■ **Provided information**:
-- -- --

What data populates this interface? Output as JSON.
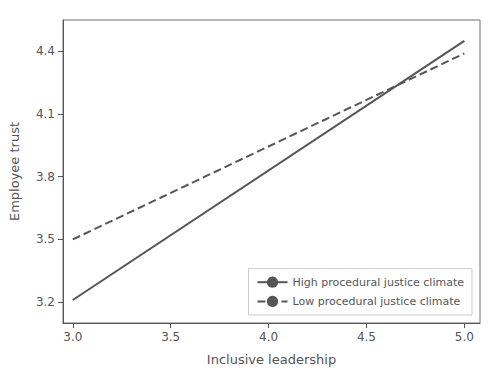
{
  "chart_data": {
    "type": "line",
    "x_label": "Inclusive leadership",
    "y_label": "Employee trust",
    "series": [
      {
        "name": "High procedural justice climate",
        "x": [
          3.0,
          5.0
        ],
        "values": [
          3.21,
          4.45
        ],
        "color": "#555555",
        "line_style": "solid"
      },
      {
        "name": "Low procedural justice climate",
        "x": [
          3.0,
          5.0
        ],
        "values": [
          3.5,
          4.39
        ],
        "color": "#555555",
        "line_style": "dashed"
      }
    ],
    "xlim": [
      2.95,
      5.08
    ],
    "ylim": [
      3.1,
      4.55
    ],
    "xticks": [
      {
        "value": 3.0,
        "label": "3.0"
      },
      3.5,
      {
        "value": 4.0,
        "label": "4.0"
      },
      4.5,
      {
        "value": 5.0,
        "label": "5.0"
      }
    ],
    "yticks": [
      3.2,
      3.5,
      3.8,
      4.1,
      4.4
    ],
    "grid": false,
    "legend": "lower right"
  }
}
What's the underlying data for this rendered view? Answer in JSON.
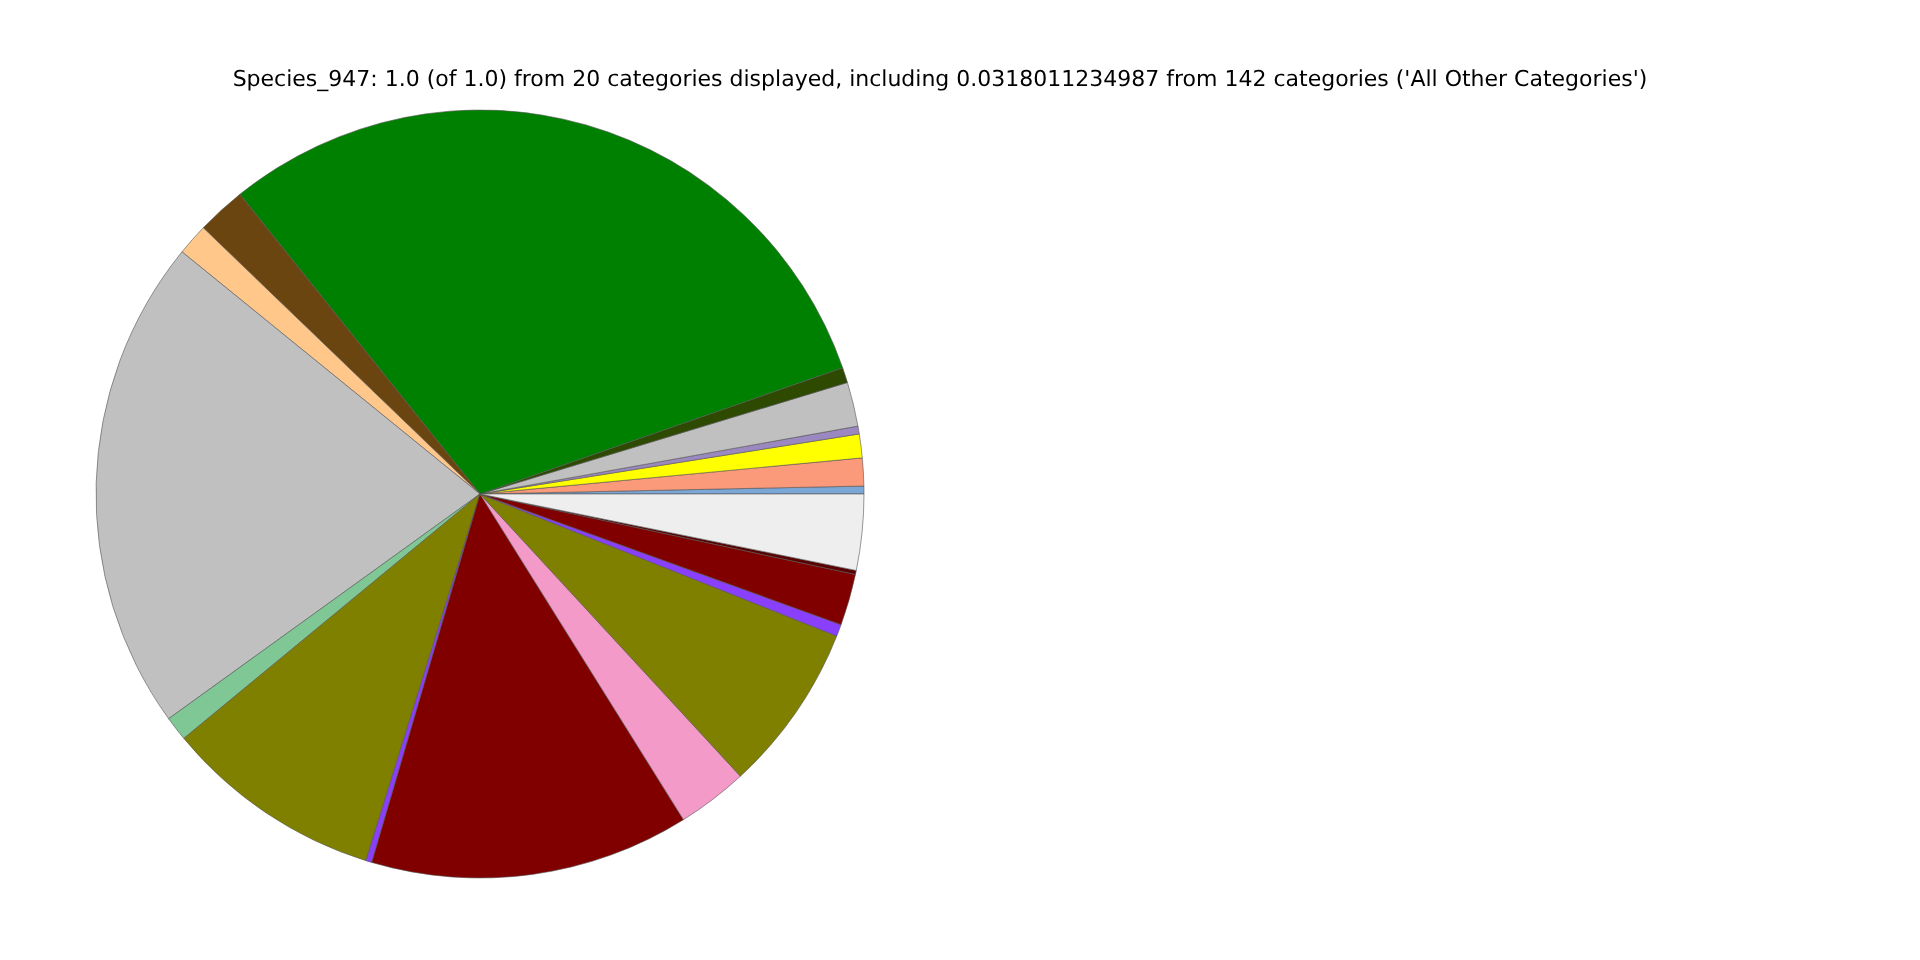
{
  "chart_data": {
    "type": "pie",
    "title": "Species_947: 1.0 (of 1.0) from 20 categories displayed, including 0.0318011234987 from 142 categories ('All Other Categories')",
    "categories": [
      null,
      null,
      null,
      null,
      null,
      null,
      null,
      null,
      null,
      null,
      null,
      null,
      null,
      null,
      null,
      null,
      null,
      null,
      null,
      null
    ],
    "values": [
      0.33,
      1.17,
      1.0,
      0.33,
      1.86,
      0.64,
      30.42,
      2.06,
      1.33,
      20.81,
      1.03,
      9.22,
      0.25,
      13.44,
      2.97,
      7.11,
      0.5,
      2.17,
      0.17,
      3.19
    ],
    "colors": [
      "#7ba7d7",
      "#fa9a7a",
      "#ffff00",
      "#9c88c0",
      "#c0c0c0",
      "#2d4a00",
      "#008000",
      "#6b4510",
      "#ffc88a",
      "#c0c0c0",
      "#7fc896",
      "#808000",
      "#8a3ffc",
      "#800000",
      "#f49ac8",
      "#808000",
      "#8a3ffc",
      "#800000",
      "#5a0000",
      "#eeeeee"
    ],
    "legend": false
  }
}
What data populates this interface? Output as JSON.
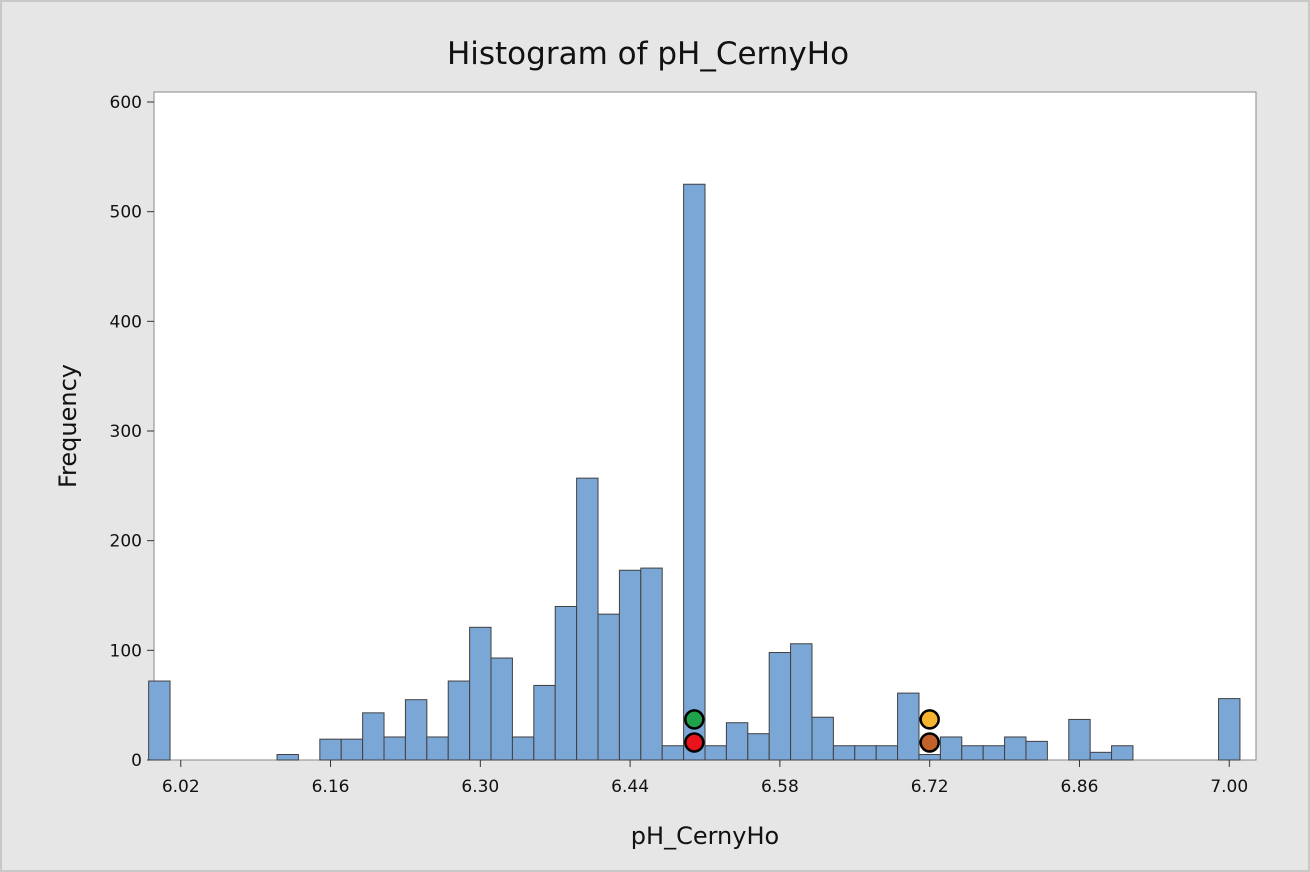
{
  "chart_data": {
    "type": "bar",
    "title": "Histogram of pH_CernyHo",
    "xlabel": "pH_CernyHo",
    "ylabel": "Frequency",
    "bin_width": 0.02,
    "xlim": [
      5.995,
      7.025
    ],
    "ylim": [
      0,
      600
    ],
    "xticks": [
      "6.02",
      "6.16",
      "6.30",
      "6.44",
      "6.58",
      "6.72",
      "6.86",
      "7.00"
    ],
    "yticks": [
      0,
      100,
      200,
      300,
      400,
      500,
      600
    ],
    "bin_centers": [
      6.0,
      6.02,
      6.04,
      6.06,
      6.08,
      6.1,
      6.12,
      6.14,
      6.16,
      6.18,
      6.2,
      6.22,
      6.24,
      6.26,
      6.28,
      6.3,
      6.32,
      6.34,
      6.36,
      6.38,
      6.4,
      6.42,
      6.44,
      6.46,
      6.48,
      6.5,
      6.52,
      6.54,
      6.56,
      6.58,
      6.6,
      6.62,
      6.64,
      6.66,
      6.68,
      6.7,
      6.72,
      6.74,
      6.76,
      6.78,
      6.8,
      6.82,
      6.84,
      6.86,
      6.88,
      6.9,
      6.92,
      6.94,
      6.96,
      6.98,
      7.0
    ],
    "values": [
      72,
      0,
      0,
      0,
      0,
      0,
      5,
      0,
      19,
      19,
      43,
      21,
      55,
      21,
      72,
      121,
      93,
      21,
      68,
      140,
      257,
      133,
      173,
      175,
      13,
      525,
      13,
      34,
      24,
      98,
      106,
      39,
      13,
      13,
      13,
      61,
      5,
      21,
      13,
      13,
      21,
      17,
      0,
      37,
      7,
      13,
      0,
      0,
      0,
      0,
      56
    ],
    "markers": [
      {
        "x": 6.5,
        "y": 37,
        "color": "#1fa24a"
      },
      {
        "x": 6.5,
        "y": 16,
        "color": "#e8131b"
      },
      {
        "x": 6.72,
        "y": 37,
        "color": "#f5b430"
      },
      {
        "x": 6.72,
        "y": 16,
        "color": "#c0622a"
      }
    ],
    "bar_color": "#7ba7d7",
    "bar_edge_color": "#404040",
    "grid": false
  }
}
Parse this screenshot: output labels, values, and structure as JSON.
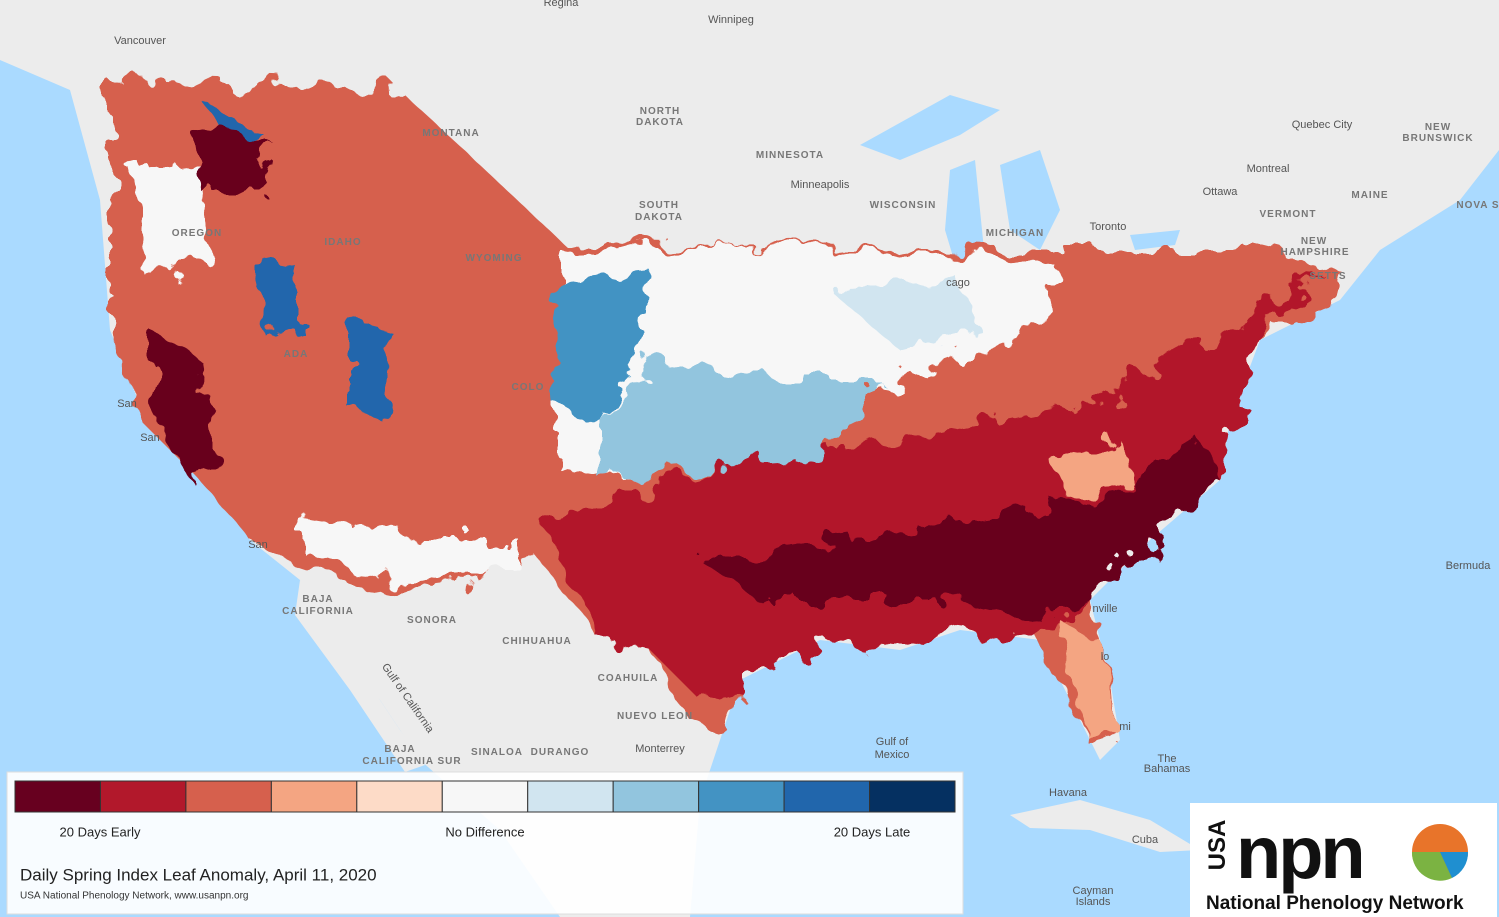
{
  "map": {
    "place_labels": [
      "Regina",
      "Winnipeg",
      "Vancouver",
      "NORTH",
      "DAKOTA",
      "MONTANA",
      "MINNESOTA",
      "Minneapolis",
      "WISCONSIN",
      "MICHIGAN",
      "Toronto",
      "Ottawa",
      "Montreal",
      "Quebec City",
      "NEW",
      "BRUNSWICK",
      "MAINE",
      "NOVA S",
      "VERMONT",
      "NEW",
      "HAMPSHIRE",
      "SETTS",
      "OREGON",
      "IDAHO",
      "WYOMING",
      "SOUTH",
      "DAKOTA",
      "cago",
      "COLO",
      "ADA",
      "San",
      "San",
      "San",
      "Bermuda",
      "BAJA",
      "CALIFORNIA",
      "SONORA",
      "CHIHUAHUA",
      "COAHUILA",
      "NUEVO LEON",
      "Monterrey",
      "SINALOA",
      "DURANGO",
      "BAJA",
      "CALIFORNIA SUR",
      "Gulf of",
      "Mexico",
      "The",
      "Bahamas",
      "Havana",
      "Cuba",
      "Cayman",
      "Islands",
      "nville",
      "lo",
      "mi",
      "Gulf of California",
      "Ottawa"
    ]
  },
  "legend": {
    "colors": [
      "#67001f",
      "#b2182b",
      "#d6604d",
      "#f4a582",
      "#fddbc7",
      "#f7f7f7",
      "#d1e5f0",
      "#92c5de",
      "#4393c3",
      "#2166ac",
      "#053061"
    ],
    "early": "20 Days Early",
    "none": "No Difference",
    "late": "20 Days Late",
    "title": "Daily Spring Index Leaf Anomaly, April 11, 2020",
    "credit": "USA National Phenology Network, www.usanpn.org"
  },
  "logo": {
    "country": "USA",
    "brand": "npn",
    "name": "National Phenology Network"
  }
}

-- -- --

■ **Objective**: Looking at the records above, work out how many lines include the string "JSON". Give the number and nothing else.

■ **Complete response**: 4